• **Work required**: Determine how many lines include the string "Department". Output that number only.
-- Records to use start --
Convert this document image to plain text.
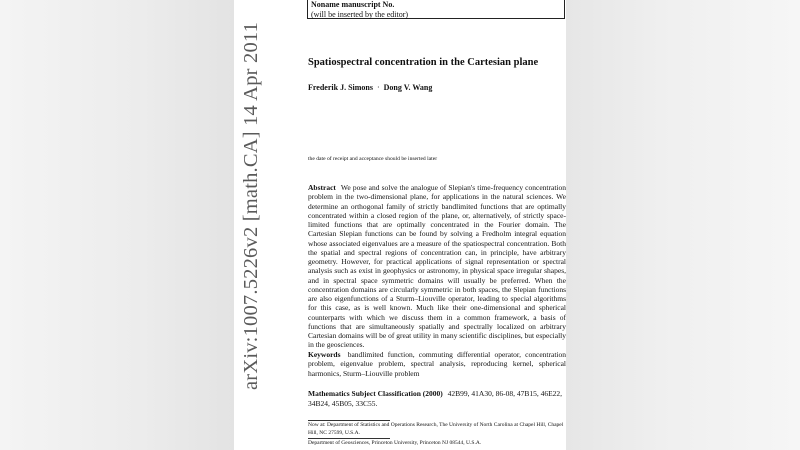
Noname manuscript No.
(will be inserted by the editor)
arXiv:1007.5226v2 [math.CA] 14 Apr 2011	Spatiospectral concentration in the Cartesian plane
Frederik J. Simons · Dong V. Wang
the date of receipt and acceptance should be inserted later
Abstract We pose and solve the analogue of Slepian's time-frequency concentration problem in the two-dimensional plane, for applications in the natural sciences. We determine an orthogonal family of strictly bandlimited functions that are optimally concentrated within a closed region of the plane, or, alternatively, of strictly space-limited functions that are optimally concentrated in the Fourier domain. The Cartesian Slepian functions can be found by solving a Fredholm integral equation whose associated eigenvalues are a measure of the spatiospectral concentration. Both the spatial and spectral regions of concentration can, in principle, have arbitrary geometry. However, for practical applications of signal representation or spectral analysis such as exist in geophysics or astronomy, in physical space irregular shapes, and in spectral space symmetric domains will usually be preferred. When the concentration domains are circularly symmetric in both spaces, the Slepian functions are also eigenfunctions of a Sturm–Liouville operator, leading to special algorithms for this case, as is well known. Much like their one-dimensional and spherical counterparts with which we discuss them in a common framework, a basis of functions that are simultaneously spatially and spectrally localized on arbitrary Cartesian domains will be of great utility in many scientific disciplines, but especially in the geosciences.
Keywords bandlimited function, commuting differential operator, concentration problem, eigenvalue problem, spectral analysis, reproducing kernel, spherical harmonics, Sturm–Liouville problem
Mathematics Subject Classification (2000) 42B99, 41A30, 86-08, 47B15, 46E22, 34B24, 45B05, 33C55.
Now at: Department of Statistics and Operations Research, The University of North Carolina at Chapel Hill, Chapel Hill, NC 27599, U.S.A.
Department of Geosciences, Princeton University, Princeton NJ 08544, U.S.A.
-- Records to use end --
• **Solution for this problem**: 2